Items listed in a dataset
(begin)
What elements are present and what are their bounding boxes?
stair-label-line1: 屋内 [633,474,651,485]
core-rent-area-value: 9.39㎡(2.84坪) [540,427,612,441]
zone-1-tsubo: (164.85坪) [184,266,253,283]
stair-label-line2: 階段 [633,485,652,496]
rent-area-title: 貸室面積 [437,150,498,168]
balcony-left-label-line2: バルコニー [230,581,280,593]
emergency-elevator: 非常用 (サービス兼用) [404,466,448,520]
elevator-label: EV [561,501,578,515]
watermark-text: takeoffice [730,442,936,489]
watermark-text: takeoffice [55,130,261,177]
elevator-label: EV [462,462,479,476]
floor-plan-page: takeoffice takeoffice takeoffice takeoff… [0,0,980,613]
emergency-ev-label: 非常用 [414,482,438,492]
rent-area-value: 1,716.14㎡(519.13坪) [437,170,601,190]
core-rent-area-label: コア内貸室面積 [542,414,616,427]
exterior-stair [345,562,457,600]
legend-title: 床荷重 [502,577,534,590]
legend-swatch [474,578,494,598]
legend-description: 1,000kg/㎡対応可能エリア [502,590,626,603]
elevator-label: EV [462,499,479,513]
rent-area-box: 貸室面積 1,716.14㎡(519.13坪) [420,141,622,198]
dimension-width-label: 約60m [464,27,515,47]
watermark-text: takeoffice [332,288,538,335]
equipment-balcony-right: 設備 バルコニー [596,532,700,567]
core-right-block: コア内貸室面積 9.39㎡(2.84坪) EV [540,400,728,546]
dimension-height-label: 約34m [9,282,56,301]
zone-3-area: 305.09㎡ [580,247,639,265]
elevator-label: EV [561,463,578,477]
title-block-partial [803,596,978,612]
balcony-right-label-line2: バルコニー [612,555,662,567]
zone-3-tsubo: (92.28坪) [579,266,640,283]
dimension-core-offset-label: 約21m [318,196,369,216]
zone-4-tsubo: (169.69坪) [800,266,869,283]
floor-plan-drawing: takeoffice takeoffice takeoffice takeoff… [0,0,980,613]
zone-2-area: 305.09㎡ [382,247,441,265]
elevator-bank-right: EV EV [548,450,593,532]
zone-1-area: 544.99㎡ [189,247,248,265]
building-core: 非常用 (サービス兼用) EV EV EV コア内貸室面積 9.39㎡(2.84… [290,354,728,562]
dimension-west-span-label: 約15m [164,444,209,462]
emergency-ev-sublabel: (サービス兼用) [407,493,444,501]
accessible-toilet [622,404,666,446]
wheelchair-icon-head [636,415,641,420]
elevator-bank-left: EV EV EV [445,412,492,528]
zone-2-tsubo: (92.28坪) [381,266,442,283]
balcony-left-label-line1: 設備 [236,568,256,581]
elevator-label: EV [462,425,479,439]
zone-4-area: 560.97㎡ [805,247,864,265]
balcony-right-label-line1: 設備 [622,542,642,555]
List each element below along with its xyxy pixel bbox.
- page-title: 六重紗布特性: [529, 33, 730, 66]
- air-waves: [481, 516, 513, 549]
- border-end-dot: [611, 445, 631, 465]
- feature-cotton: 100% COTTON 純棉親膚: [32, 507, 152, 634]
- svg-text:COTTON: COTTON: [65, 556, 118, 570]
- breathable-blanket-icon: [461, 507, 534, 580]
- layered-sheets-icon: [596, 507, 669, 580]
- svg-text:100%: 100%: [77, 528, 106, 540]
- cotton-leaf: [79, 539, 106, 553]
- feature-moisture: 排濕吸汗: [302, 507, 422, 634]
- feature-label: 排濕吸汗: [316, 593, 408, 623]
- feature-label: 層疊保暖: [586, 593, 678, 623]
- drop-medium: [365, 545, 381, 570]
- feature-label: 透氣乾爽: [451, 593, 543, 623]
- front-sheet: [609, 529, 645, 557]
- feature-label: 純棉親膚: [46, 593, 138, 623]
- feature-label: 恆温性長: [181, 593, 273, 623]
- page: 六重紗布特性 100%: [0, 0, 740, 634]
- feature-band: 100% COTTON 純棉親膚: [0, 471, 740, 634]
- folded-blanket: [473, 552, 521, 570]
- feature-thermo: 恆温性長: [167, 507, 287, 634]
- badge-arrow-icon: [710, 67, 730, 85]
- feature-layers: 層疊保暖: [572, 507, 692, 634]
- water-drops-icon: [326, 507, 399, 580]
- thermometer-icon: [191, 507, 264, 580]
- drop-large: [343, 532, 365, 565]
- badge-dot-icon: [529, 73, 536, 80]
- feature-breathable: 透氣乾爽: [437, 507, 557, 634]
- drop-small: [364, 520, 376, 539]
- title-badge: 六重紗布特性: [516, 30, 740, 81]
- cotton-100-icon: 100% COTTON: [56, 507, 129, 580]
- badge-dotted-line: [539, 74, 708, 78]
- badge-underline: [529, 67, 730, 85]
(end)
• _Task description_: Reproduce all of the material above, substituting "lift-label" for each occurrence of "elevator-label" and leaving every other character unchanged.

• _Solution_:
What elements are present and what are their bounding boxes?
stair-label-line1: 屋内 [633,474,651,485]
core-rent-area-value: 9.39㎡(2.84坪) [540,427,612,441]
zone-1-tsubo: (164.85坪) [184,266,253,283]
stair-label-line2: 階段 [633,485,652,496]
rent-area-title: 貸室面積 [437,150,498,168]
balcony-left-label-line2: バルコニー [230,581,280,593]
emergency-elevator: 非常用 (サービス兼用) [404,466,448,520]
lift-label: EV [561,501,578,515]
watermark-text: takeoffice [730,442,936,489]
watermark-text: takeoffice [55,130,261,177]
lift-label: EV [462,462,479,476]
floor-plan-page: takeoffice takeoffice takeoffice takeoff… [0,0,980,613]
emergency-ev-label: 非常用 [414,482,438,492]
rent-area-value: 1,716.14㎡(519.13坪) [437,170,601,190]
core-rent-area-label: コア内貸室面積 [542,414,616,427]
exterior-stair [345,562,457,600]
legend-title: 床荷重 [502,577,534,590]
legend-swatch [474,578,494,598]
legend-description: 1,000kg/㎡対応可能エリア [502,590,626,603]
lift-label: EV [462,499,479,513]
rent-area-box: 貸室面積 1,716.14㎡(519.13坪) [420,141,622,198]
dimension-width-label: 約60m [464,27,515,47]
watermark-text: takeoffice [332,288,538,335]
equipment-balcony-right: 設備 バルコニー [596,532,700,567]
core-right-block: コア内貸室面積 9.39㎡(2.84坪) EV [540,400,728,546]
dimension-height-label: 約34m [9,282,56,301]
zone-3-area: 305.09㎡ [580,247,639,265]
lift-label: EV [561,463,578,477]
title-block-partial [803,596,978,612]
balcony-right-label-line2: バルコニー [612,555,662,567]
zone-3-tsubo: (92.28坪) [579,266,640,283]
dimension-core-offset-label: 約21m [318,196,369,216]
zone-4-tsubo: (169.69坪) [800,266,869,283]
floor-plan-drawing: takeoffice takeoffice takeoffice takeoff… [0,0,980,613]
zone-2-area: 305.09㎡ [382,247,441,265]
elevator-bank-right: EV EV [548,450,593,532]
zone-1-area: 544.99㎡ [189,247,248,265]
building-core: 非常用 (サービス兼用) EV EV EV コア内貸室面積 9.39㎡(2.84… [290,354,728,562]
dimension-west-span-label: 約15m [164,444,209,462]
emergency-ev-sublabel: (サービス兼用) [407,493,444,501]
accessible-toilet [622,404,666,446]
wheelchair-icon-head [636,415,641,420]
elevator-bank-left: EV EV EV [445,412,492,528]
zone-2-tsubo: (92.28坪) [381,266,442,283]
balcony-left-label-line1: 設備 [236,568,256,581]
lift-label: EV [462,425,479,439]
zone-4-area: 560.97㎡ [805,247,864,265]
balcony-right-label-line1: 設備 [622,542,642,555]
List each element below along with its xyxy pixel bbox.
- page-title: 六重紗布特性: [529, 33, 730, 66]
- air-waves: [481, 516, 513, 549]
- border-end-dot: [611, 445, 631, 465]
- feature-cotton: 100% COTTON 純棉親膚: [32, 507, 152, 634]
- svg-text:COTTON: COTTON: [65, 556, 118, 570]
- breathable-blanket-icon: [461, 507, 534, 580]
- layered-sheets-icon: [596, 507, 669, 580]
- svg-text:100%: 100%: [77, 528, 106, 540]
- cotton-leaf: [79, 539, 106, 553]
- feature-moisture: 排濕吸汗: [302, 507, 422, 634]
- feature-label: 排濕吸汗: [316, 593, 408, 623]
- feature-label: 層疊保暖: [586, 593, 678, 623]
- drop-medium: [365, 545, 381, 570]
- feature-label: 透氣乾爽: [451, 593, 543, 623]
- front-sheet: [609, 529, 645, 557]
- feature-label: 純棉親膚: [46, 593, 138, 623]
- feature-label: 恆温性長: [181, 593, 273, 623]
- page: 六重紗布特性 100%: [0, 0, 740, 634]
- feature-band: 100% COTTON 純棉親膚: [0, 471, 740, 634]
- folded-blanket: [473, 552, 521, 570]
- feature-thermo: 恆温性長: [167, 507, 287, 634]
- badge-arrow-icon: [710, 67, 730, 85]
- feature-layers: 層疊保暖: [572, 507, 692, 634]
- water-drops-icon: [326, 507, 399, 580]
- thermometer-icon: [191, 507, 264, 580]
- drop-large: [343, 532, 365, 565]
- badge-dot-icon: [529, 73, 536, 80]
- feature-breathable: 透氣乾爽: [437, 507, 557, 634]
- drop-small: [364, 520, 376, 539]
- title-badge: 六重紗布特性: [516, 30, 740, 81]
- cotton-100-icon: 100% COTTON: [56, 507, 129, 580]
- badge-dotted-line: [539, 74, 708, 78]
- badge-underline: [529, 67, 730, 85]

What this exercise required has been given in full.